PROVIDED DATA:
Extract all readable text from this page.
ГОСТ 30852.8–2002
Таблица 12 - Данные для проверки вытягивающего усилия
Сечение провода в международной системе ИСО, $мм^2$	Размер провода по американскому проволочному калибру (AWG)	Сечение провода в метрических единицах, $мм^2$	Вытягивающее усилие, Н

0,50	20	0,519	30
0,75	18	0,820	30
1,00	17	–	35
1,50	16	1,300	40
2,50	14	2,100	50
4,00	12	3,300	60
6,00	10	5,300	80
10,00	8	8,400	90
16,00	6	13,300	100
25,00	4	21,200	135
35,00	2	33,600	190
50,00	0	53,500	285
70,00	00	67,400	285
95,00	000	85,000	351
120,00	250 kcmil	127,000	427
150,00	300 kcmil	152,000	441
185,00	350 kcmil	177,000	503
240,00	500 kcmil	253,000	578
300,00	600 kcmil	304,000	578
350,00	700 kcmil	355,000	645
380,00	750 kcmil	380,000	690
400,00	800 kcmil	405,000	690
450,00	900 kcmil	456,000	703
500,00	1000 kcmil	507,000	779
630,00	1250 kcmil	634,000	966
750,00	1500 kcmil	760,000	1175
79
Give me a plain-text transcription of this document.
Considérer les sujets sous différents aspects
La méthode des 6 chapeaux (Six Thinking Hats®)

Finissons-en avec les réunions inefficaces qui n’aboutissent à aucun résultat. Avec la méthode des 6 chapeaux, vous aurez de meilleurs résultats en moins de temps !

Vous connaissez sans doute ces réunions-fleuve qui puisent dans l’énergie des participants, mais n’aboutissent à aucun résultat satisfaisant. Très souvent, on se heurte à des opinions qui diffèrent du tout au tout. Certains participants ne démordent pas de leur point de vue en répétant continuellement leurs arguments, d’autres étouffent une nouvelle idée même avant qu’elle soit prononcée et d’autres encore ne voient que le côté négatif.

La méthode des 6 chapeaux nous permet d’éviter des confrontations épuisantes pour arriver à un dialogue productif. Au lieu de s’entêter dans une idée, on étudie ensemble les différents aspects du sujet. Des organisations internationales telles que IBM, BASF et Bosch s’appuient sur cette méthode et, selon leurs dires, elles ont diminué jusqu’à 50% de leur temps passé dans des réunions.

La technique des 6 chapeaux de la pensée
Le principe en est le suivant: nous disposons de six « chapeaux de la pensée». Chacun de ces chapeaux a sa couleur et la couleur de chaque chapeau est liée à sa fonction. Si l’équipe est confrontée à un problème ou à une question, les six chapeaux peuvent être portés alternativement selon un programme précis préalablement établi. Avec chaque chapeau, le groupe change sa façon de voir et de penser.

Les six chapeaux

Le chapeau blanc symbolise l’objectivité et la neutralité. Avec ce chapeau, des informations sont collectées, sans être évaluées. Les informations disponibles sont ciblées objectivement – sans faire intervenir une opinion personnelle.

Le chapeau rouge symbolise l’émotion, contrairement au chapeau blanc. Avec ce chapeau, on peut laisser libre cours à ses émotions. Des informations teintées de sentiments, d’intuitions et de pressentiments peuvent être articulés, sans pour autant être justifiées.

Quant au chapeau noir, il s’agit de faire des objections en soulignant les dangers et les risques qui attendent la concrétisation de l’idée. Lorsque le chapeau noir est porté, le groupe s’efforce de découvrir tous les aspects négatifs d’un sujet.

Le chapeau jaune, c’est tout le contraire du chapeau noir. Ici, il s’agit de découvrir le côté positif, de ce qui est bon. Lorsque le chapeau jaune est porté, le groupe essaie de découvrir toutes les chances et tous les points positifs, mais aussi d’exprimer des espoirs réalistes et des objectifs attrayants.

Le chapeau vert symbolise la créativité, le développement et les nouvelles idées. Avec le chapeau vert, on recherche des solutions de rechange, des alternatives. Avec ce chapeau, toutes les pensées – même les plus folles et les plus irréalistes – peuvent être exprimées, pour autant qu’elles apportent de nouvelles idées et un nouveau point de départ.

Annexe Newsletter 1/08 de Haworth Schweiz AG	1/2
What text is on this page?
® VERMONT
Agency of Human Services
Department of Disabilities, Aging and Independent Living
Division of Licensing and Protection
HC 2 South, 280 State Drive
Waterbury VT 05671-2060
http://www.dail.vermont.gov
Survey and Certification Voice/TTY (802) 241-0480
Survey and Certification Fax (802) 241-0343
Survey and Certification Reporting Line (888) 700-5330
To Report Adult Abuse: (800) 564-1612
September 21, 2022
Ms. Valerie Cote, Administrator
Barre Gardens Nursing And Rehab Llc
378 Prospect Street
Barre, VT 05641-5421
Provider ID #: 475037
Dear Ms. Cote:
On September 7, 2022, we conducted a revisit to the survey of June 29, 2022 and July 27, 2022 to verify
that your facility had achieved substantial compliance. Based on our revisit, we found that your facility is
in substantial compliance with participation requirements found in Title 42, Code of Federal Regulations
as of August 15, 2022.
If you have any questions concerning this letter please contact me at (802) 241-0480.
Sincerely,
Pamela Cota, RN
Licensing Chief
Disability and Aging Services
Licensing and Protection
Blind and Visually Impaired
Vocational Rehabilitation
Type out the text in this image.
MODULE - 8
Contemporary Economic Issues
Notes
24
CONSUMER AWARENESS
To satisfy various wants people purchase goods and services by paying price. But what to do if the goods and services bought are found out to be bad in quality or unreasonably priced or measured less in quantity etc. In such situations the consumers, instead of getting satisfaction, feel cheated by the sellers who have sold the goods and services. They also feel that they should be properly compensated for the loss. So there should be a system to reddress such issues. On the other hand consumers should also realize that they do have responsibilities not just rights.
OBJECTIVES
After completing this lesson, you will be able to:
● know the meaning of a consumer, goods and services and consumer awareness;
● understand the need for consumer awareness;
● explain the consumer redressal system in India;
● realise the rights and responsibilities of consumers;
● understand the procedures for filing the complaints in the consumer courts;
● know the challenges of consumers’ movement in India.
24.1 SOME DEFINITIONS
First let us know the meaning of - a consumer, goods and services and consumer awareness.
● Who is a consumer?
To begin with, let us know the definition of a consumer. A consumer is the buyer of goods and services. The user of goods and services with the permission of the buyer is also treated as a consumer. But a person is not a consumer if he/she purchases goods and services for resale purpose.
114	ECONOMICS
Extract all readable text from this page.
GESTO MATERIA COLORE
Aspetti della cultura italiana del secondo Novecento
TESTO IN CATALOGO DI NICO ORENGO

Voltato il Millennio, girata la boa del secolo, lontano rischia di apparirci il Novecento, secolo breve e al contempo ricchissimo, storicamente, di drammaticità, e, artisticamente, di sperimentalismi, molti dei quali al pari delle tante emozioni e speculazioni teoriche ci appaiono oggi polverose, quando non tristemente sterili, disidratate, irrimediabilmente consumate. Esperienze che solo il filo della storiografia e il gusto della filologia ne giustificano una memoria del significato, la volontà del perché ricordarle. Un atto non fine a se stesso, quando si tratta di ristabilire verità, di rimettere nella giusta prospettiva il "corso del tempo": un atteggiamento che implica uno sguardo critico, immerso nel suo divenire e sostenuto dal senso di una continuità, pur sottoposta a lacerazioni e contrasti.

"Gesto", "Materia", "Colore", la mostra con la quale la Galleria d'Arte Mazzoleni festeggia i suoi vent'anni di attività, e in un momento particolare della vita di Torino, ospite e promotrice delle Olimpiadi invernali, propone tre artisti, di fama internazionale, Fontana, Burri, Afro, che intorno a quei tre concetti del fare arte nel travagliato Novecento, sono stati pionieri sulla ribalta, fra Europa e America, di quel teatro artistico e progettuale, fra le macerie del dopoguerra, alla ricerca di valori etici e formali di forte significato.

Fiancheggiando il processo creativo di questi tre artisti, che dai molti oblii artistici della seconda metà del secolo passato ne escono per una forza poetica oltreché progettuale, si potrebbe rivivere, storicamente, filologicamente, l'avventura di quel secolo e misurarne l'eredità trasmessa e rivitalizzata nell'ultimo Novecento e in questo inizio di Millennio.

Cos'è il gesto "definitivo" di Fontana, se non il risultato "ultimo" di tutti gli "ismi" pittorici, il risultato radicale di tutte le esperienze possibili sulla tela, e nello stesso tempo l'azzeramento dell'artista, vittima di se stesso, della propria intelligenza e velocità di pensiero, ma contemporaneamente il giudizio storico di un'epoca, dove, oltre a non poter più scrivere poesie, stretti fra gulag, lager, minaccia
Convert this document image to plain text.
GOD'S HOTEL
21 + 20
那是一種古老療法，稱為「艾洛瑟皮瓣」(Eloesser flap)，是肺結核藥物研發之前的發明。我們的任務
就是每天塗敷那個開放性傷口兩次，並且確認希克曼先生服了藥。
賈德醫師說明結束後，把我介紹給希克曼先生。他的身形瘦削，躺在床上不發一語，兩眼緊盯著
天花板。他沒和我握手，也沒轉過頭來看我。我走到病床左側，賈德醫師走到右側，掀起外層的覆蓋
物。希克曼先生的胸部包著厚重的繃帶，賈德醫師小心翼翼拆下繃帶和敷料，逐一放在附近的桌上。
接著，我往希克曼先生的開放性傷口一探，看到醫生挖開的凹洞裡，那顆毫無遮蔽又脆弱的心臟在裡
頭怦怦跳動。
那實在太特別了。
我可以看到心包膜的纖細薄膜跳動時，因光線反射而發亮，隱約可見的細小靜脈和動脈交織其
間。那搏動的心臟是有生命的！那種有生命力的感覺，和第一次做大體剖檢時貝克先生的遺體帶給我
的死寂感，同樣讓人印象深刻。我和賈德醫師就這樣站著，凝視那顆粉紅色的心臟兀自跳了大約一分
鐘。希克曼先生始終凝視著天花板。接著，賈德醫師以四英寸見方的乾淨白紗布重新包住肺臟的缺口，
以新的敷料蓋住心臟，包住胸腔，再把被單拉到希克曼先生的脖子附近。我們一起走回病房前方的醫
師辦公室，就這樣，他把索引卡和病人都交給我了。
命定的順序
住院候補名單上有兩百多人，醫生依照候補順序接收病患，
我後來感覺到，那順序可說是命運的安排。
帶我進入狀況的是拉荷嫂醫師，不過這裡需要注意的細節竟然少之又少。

DIRECTIONS FOR THIS TASK: Looking at the data above, show all lines where the word "meaning" occurs.

ANSWER IN FULL:
● know the meaning of a consumer, goods and services and consumer awareness;
First let us know the meaning of - a consumer, goods and services and consumer awareness.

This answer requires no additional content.